PROBLEM TO WORK ON →
Tally every line of the listing where the string "does" is found, and state the total alone.

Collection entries
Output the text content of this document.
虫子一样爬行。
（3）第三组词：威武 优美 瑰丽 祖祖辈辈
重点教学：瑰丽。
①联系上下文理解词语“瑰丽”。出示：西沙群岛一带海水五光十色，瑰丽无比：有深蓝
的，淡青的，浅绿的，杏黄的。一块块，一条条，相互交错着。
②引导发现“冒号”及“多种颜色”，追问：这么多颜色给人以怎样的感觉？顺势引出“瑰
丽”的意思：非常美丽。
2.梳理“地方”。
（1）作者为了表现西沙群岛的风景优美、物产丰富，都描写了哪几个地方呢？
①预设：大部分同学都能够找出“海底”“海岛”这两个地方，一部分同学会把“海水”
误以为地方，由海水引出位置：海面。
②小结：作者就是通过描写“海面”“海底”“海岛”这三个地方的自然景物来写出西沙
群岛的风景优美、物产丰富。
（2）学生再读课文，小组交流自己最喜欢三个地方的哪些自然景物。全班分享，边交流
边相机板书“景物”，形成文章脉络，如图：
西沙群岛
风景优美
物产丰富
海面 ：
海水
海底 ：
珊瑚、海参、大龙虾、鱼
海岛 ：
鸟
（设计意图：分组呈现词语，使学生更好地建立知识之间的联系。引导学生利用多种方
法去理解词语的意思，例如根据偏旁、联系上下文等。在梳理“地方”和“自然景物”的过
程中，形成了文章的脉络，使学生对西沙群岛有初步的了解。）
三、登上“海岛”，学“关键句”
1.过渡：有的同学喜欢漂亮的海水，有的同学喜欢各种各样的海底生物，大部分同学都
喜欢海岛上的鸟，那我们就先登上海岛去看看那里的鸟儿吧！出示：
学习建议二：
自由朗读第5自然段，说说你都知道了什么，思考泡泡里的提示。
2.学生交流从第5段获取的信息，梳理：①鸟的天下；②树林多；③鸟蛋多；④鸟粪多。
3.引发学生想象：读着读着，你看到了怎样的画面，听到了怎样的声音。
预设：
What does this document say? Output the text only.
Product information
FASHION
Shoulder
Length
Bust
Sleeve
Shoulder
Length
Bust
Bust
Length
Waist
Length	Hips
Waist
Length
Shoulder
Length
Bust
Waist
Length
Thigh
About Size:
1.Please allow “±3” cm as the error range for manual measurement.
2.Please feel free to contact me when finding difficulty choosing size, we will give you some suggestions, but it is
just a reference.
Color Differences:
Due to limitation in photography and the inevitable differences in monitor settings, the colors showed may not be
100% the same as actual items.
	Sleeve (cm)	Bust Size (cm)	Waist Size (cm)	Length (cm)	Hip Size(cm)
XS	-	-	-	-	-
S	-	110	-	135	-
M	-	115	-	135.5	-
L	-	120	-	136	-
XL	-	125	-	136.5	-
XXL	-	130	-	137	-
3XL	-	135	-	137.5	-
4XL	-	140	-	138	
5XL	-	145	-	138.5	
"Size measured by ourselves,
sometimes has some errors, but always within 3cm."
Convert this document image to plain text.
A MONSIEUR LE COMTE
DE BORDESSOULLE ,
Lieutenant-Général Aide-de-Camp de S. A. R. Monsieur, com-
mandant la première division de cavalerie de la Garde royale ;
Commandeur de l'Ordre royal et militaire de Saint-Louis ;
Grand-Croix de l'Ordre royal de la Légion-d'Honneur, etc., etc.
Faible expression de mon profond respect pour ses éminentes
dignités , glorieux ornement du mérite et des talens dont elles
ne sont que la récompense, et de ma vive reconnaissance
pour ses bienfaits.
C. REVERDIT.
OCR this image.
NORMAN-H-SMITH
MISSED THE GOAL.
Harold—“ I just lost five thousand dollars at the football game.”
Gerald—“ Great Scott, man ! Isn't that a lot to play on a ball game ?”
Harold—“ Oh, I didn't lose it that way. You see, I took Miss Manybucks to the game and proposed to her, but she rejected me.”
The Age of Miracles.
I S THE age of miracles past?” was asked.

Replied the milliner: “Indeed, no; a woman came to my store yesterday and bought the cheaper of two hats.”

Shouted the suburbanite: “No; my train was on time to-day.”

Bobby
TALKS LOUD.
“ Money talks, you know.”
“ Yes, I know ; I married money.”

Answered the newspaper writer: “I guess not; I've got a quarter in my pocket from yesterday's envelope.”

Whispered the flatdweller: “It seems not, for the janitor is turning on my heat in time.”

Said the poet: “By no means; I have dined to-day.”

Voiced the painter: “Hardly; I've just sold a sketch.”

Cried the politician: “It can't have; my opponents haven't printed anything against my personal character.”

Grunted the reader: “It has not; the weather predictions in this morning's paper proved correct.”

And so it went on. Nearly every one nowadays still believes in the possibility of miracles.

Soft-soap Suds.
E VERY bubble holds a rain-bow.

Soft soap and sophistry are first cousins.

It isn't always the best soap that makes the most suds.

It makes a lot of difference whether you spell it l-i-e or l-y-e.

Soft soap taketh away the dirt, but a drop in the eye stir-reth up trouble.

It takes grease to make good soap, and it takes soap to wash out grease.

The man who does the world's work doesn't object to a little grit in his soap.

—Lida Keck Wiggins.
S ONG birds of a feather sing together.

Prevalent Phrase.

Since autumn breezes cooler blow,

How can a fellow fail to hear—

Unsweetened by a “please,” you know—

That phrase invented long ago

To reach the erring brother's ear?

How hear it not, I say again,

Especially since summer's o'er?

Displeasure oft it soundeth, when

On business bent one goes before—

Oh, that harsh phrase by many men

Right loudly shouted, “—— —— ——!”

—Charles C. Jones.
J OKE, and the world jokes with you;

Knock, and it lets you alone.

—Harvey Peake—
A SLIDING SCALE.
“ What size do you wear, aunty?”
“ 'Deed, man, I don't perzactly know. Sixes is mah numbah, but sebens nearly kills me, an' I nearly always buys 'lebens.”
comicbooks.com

TASK OUTPUT →
2